begin
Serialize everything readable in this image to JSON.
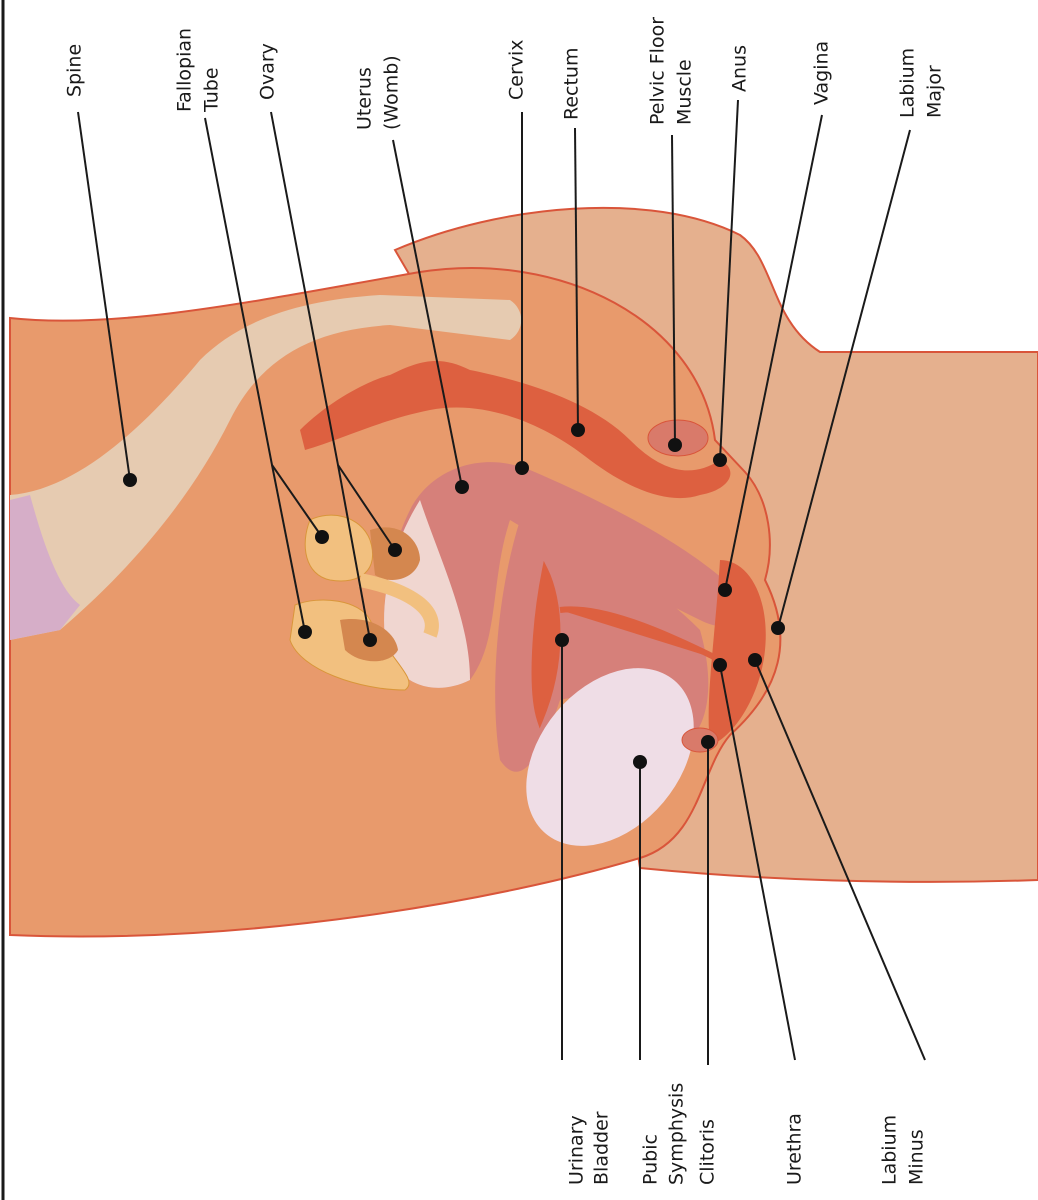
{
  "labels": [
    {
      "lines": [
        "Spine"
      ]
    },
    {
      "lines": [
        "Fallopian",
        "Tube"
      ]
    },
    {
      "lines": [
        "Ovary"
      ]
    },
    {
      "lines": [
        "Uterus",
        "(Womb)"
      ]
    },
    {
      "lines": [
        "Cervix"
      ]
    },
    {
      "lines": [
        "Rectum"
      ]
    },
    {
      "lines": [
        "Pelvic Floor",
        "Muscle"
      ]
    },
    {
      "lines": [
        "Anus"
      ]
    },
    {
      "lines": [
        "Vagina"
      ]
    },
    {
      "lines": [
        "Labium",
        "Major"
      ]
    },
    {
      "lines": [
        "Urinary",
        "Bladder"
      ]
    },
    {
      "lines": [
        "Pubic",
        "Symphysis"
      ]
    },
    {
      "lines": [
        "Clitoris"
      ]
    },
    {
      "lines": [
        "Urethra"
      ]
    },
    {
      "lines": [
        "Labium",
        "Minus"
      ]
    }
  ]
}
end
begin
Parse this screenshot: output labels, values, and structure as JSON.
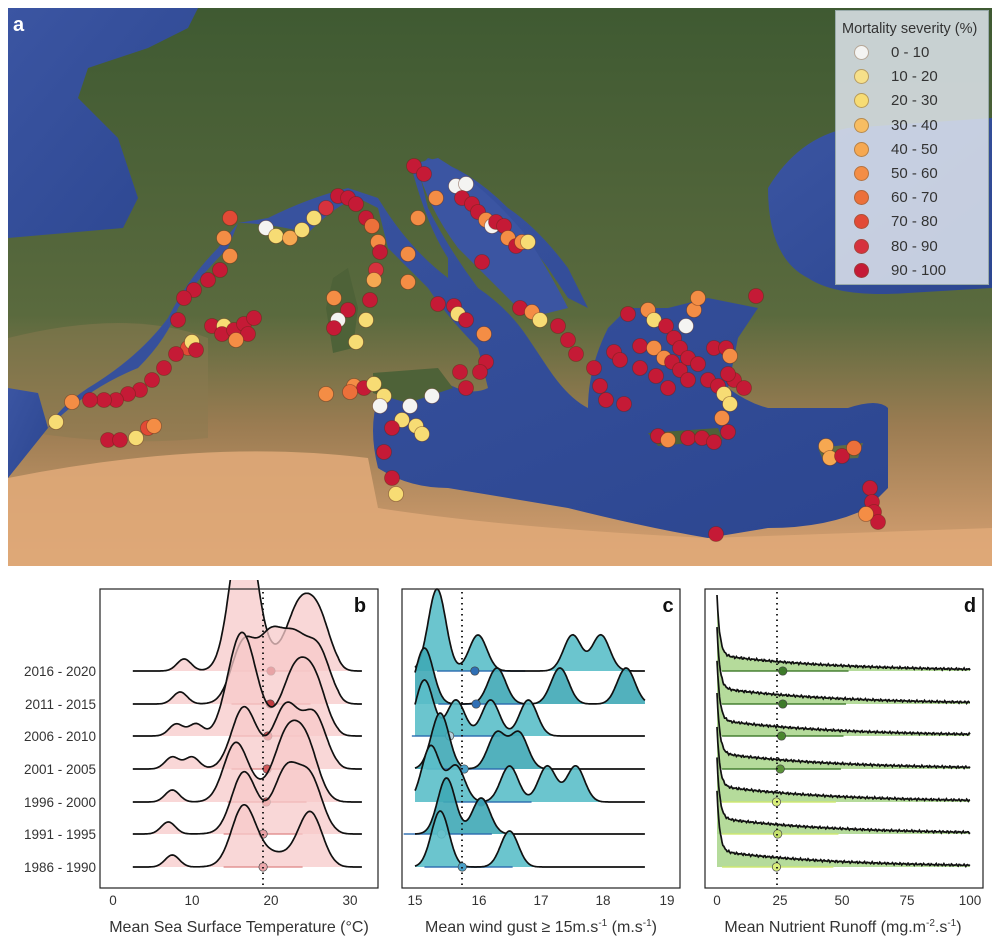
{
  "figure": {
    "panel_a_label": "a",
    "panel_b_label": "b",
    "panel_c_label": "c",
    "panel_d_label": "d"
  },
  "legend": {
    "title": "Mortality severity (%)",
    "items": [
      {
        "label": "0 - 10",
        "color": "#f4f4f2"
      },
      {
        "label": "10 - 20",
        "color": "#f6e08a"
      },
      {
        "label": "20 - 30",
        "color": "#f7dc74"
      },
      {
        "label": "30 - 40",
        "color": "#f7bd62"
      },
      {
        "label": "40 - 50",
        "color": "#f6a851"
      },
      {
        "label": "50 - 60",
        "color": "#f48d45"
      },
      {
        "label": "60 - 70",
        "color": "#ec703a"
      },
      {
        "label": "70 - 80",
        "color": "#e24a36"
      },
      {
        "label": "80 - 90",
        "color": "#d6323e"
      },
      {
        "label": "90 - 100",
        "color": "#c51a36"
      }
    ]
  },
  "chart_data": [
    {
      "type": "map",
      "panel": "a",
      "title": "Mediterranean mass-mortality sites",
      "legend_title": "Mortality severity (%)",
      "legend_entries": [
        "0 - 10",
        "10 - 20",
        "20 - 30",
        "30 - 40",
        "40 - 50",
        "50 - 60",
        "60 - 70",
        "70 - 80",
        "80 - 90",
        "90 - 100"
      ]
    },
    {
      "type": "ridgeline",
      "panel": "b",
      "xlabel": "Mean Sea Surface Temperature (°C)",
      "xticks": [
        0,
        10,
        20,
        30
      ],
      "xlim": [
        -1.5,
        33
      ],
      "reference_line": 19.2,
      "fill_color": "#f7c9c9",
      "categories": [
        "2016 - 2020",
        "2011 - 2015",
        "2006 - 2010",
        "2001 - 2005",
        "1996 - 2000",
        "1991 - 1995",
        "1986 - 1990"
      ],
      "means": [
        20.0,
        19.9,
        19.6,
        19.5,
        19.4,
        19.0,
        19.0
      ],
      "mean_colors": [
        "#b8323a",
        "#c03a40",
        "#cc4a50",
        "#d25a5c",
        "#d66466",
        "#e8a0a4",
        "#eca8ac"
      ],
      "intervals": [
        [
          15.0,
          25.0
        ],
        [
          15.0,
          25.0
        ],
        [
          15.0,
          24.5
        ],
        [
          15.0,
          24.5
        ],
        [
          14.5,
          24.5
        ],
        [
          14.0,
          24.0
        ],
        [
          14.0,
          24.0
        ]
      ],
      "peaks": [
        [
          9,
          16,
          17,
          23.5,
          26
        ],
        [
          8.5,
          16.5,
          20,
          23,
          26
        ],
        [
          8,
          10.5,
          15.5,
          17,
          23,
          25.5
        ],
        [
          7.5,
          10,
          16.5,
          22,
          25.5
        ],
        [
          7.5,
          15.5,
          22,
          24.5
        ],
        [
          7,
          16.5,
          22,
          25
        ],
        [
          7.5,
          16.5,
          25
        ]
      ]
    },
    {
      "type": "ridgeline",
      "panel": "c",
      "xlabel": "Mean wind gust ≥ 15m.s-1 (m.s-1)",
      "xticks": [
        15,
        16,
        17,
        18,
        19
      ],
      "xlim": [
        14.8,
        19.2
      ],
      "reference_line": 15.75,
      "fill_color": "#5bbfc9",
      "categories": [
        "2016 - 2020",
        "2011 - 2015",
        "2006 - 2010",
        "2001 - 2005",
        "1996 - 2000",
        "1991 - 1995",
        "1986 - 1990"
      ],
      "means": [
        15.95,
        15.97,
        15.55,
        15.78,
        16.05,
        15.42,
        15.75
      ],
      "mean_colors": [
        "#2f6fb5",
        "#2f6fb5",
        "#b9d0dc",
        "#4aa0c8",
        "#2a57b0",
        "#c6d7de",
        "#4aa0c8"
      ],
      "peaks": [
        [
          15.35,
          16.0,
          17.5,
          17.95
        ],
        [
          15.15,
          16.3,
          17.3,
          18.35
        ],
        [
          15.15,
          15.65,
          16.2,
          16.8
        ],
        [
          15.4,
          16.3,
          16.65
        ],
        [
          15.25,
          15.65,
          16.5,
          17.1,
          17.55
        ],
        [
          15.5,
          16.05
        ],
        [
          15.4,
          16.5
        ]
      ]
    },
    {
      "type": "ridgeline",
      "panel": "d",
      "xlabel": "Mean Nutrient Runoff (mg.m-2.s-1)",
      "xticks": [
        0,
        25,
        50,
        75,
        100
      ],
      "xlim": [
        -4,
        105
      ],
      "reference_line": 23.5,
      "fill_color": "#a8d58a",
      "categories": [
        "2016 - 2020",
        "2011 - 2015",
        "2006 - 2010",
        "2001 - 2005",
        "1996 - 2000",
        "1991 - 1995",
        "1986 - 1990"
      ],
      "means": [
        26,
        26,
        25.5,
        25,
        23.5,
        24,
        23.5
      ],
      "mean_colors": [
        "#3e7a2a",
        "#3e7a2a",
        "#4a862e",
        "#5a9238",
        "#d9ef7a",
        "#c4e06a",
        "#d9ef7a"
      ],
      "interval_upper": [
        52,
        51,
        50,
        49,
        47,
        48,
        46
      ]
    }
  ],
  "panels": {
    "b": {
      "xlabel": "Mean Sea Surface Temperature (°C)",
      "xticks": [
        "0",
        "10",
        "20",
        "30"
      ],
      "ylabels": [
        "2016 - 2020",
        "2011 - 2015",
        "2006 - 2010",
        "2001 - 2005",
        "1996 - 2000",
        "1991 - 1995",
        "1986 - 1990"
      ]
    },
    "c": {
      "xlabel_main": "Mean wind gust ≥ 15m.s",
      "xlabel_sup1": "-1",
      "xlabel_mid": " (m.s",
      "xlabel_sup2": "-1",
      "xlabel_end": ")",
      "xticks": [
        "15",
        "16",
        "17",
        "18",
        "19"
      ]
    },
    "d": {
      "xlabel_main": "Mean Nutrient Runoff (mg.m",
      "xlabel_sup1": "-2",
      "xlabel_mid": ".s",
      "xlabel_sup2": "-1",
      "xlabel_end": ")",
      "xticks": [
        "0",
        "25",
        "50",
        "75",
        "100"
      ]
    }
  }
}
end
Stated exercise: Among the lines above, determine how many hold the word "JSON"; report the figure alone.

Complete response: 2